## Objective:
Return all the entries exactly, keeping pictures out.

## Input:

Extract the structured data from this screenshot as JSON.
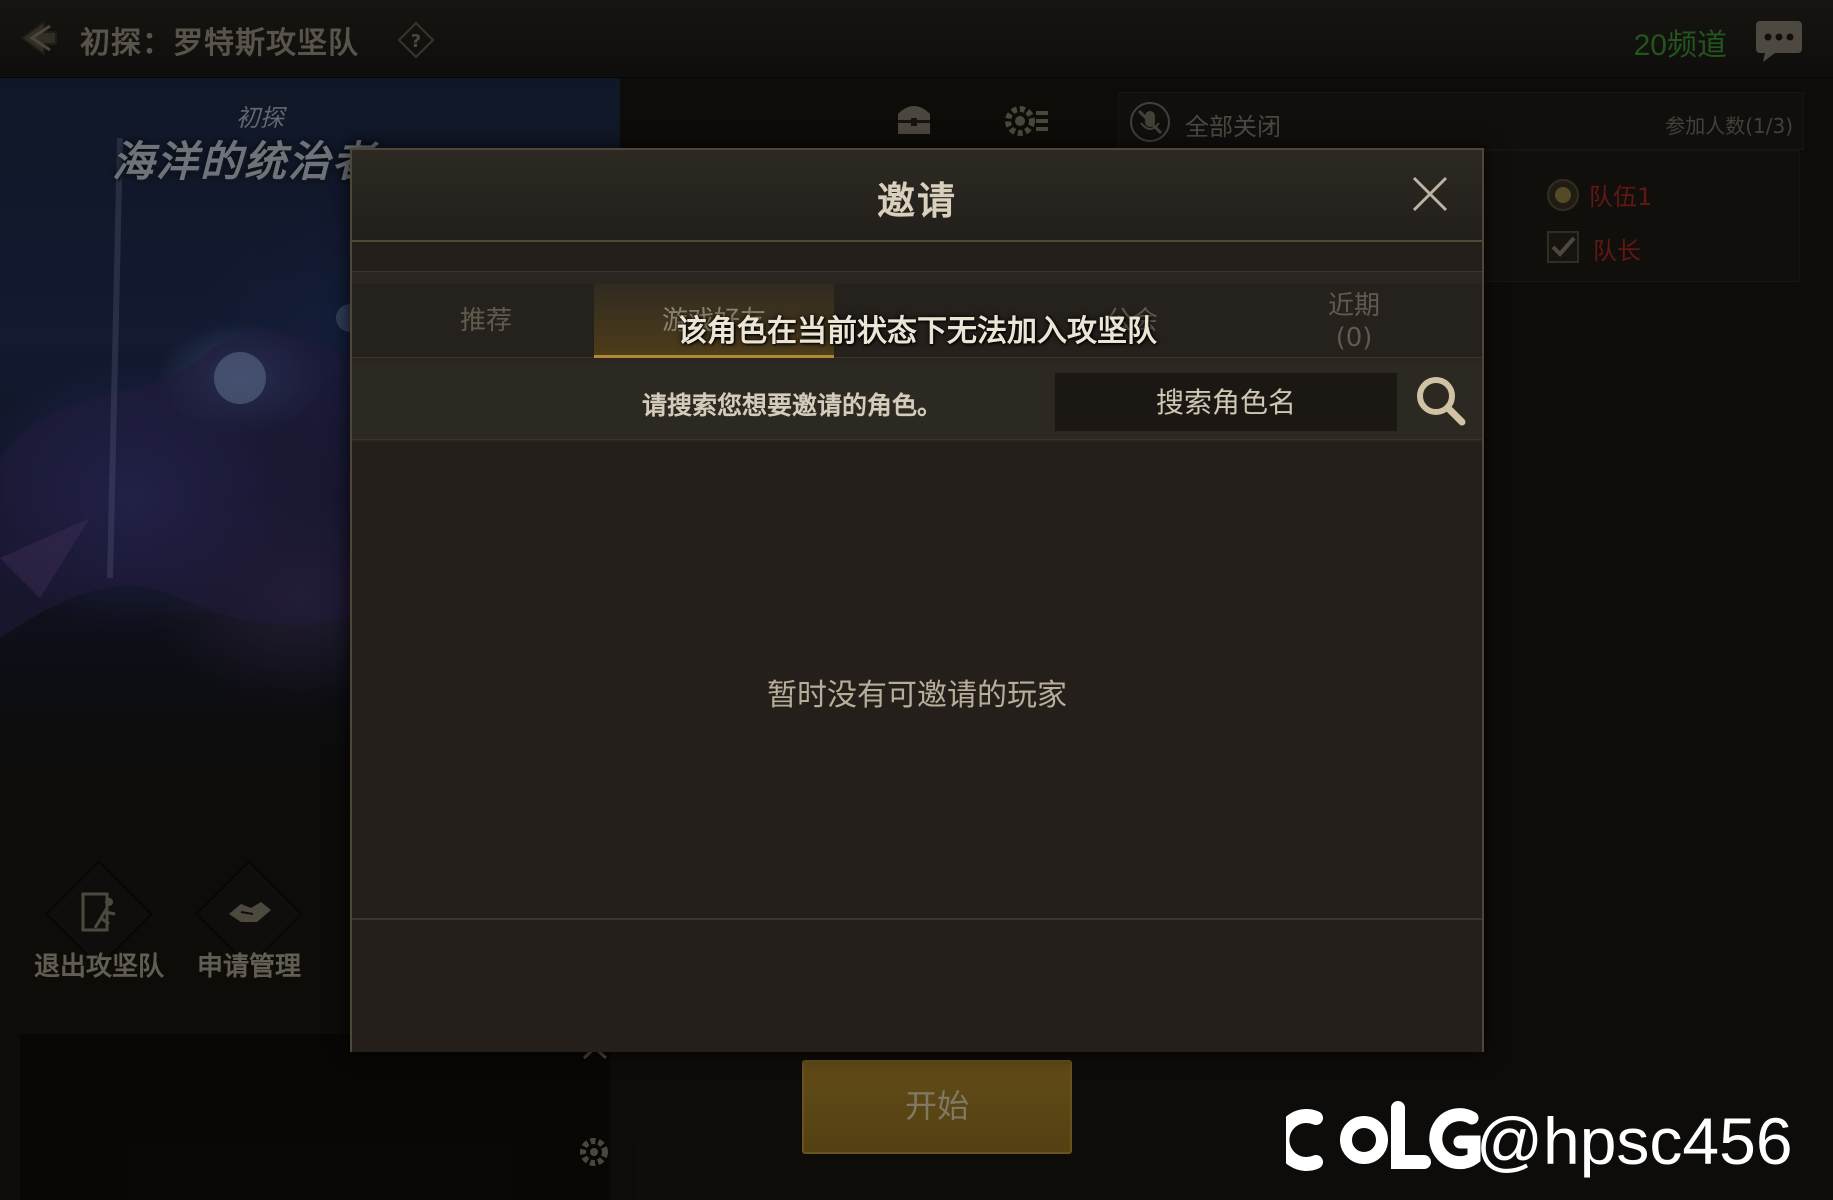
{
  "topbar": {
    "title": "初探：罗特斯攻坚队",
    "channel": "20频道"
  },
  "background": {
    "dungeon_subtitle": "初探",
    "dungeon_name": "海洋的统治者"
  },
  "party": {
    "mute_all_label": "全部关闭",
    "participant_count": "参加人数(1/3)",
    "team_label": "队伍1",
    "leader_label": "队长"
  },
  "actions": [
    {
      "label": "退出攻坚队"
    },
    {
      "label": "申请管理"
    }
  ],
  "start_button": "开始",
  "modal": {
    "title": "邀请",
    "tabs": [
      {
        "label": "推荐"
      },
      {
        "label": "游戏好友"
      },
      {
        "label": "公会"
      },
      {
        "label": "近期",
        "count": "(0)"
      }
    ],
    "toast": "该角色在当前状态下无法加入攻坚队",
    "search_hint": "请搜索您想要邀请的角色。",
    "search_placeholder": "搜索角色名",
    "empty_message": "暂时没有可邀请的玩家"
  },
  "watermark": "@hpsc456",
  "colors": {
    "accent_gold": "#b18a37",
    "channel_green": "#3e9a36",
    "team_red": "#b12a22"
  }
}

## Result of this task:
Extract the structured data from this screenshot as JSON.
{
  "topbar": {
    "title": "初探：罗特斯攻坚队",
    "channel": "20频道"
  },
  "background": {
    "dungeon_subtitle": "初探",
    "dungeon_name": "海洋的统治者"
  },
  "party": {
    "mute_all_label": "全部关闭",
    "participant_count": "参加人数(1/3)",
    "team_label": "队伍1",
    "leader_label": "队长"
  },
  "actions": [
    {
      "label": "退出攻坚队"
    },
    {
      "label": "申请管理"
    }
  ],
  "start_button": "开始",
  "modal": {
    "title": "邀请",
    "tabs": [
      {
        "label": "推荐"
      },
      {
        "label": "游戏好友"
      },
      {
        "label": "公会"
      },
      {
        "label": "近期",
        "count": "(0)"
      }
    ],
    "toast": "该角色在当前状态下无法加入攻坚队",
    "search_hint": "请搜索您想要邀请的角色。",
    "search_placeholder": "搜索角色名",
    "empty_message": "暂时没有可邀请的玩家"
  },
  "watermark": "@hpsc456",
  "colors": {
    "accent_gold": "#b18a37",
    "channel_green": "#3e9a36",
    "team_red": "#b12a22"
  }
}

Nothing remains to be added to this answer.